Direction — Skip the images and return the records below exactly.
Begin Source records
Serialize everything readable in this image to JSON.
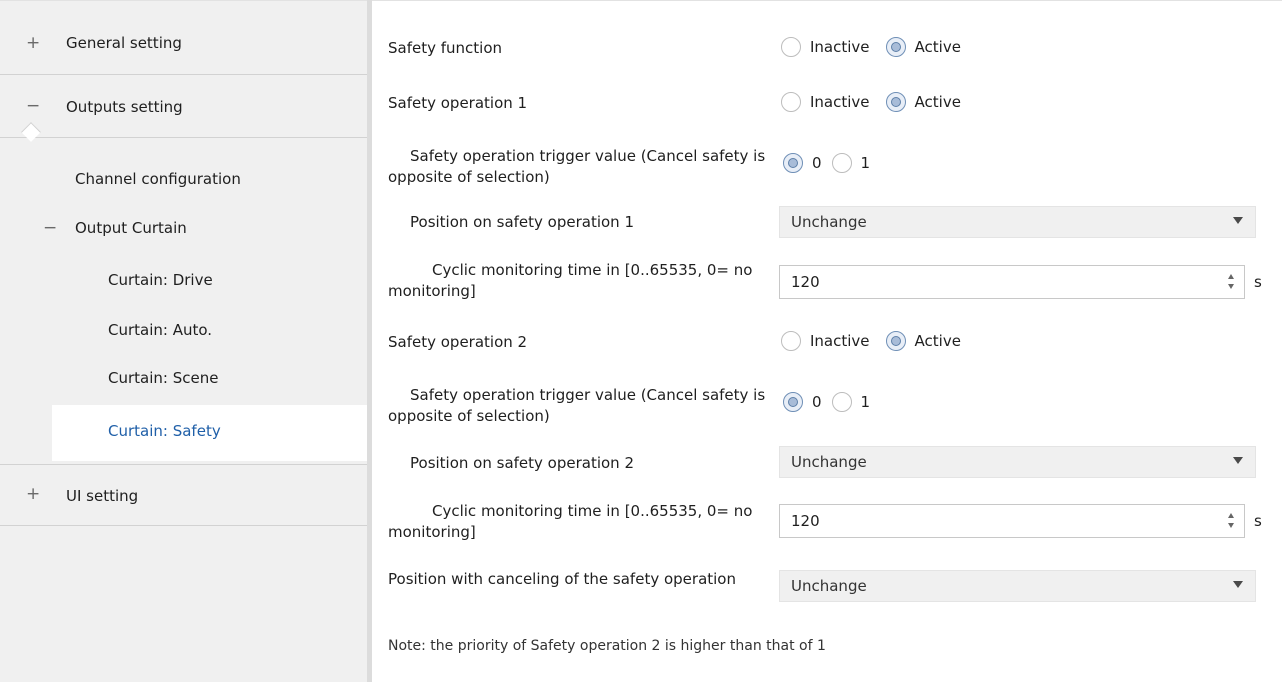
{
  "sidebar": {
    "groups": [
      {
        "sign": "+",
        "label": "General setting"
      },
      {
        "sign": "−",
        "label": "Outputs setting"
      },
      {
        "sign": "+",
        "label": "UI setting"
      }
    ],
    "channel_configuration": "Channel configuration",
    "output_curtain": {
      "sign": "−",
      "label": "Output Curtain"
    },
    "curtain_items": [
      "Curtain: Drive",
      "Curtain: Auto.",
      "Curtain: Scene",
      "Curtain: Safety"
    ],
    "selected_item": "Curtain: Safety",
    "selected_color": "#1f5fa8"
  },
  "main": {
    "safety_function": {
      "label": "Safety function",
      "options": [
        "Inactive",
        "Active"
      ],
      "selected": "Active"
    },
    "safety_op1": {
      "label": "Safety operation 1",
      "options": [
        "Inactive",
        "Active"
      ],
      "selected": "Active"
    },
    "trigger1": {
      "label": "Safety operation trigger value (Cancel safety is opposite of  selection)",
      "options": [
        "0",
        "1"
      ],
      "selected": "0"
    },
    "position1": {
      "label": "Position on safety operation 1",
      "value": "Unchange"
    },
    "cyclic1": {
      "label": "Cyclic monitoring time in [0..65535, 0= no monitoring]",
      "value": "120",
      "unit": "s"
    },
    "safety_op2": {
      "label": "Safety operation 2",
      "options": [
        "Inactive",
        "Active"
      ],
      "selected": "Active"
    },
    "trigger2": {
      "label": "Safety operation trigger value (Cancel safety is opposite of  selection)",
      "options": [
        "0",
        "1"
      ],
      "selected": "0"
    },
    "position2": {
      "label": "Position on safety operation 2",
      "value": "Unchange"
    },
    "cyclic2": {
      "label": "Cyclic monitoring time in [0..65535, 0= no monitoring]",
      "value": "120",
      "unit": "s"
    },
    "cancel_position": {
      "label": "Position with canceling of the safety operation",
      "value": "Unchange"
    },
    "note": "Note: the priority of Safety operation 2 is higher than that of 1"
  },
  "icons": {
    "expand": "plus-icon",
    "collapse": "minus-icon",
    "dropdown": "chevron-down-icon",
    "spinner": "spin-arrows-icon"
  }
}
End Source records
Task solution —
Serialize everything readable in this image to JSON.
{
  "sidebar": {
    "groups": [
      {
        "sign": "+",
        "label": "General setting"
      },
      {
        "sign": "−",
        "label": "Outputs setting"
      },
      {
        "sign": "+",
        "label": "UI setting"
      }
    ],
    "channel_configuration": "Channel configuration",
    "output_curtain": {
      "sign": "−",
      "label": "Output Curtain"
    },
    "curtain_items": [
      "Curtain: Drive",
      "Curtain: Auto.",
      "Curtain: Scene",
      "Curtain: Safety"
    ],
    "selected_item": "Curtain: Safety",
    "selected_color": "#1f5fa8"
  },
  "main": {
    "safety_function": {
      "label": "Safety function",
      "options": [
        "Inactive",
        "Active"
      ],
      "selected": "Active"
    },
    "safety_op1": {
      "label": "Safety operation 1",
      "options": [
        "Inactive",
        "Active"
      ],
      "selected": "Active"
    },
    "trigger1": {
      "label": "Safety operation trigger value (Cancel safety is opposite of  selection)",
      "options": [
        "0",
        "1"
      ],
      "selected": "0"
    },
    "position1": {
      "label": "Position on safety operation 1",
      "value": "Unchange"
    },
    "cyclic1": {
      "label": "Cyclic monitoring time in [0..65535, 0= no monitoring]",
      "value": "120",
      "unit": "s"
    },
    "safety_op2": {
      "label": "Safety operation 2",
      "options": [
        "Inactive",
        "Active"
      ],
      "selected": "Active"
    },
    "trigger2": {
      "label": "Safety operation trigger value (Cancel safety is opposite of  selection)",
      "options": [
        "0",
        "1"
      ],
      "selected": "0"
    },
    "position2": {
      "label": "Position on safety operation 2",
      "value": "Unchange"
    },
    "cyclic2": {
      "label": "Cyclic monitoring time in [0..65535, 0= no monitoring]",
      "value": "120",
      "unit": "s"
    },
    "cancel_position": {
      "label": "Position with canceling of the safety operation",
      "value": "Unchange"
    },
    "note": "Note: the priority of Safety operation 2 is higher than that of 1"
  },
  "icons": {
    "expand": "plus-icon",
    "collapse": "minus-icon",
    "dropdown": "chevron-down-icon",
    "spinner": "spin-arrows-icon"
  }
}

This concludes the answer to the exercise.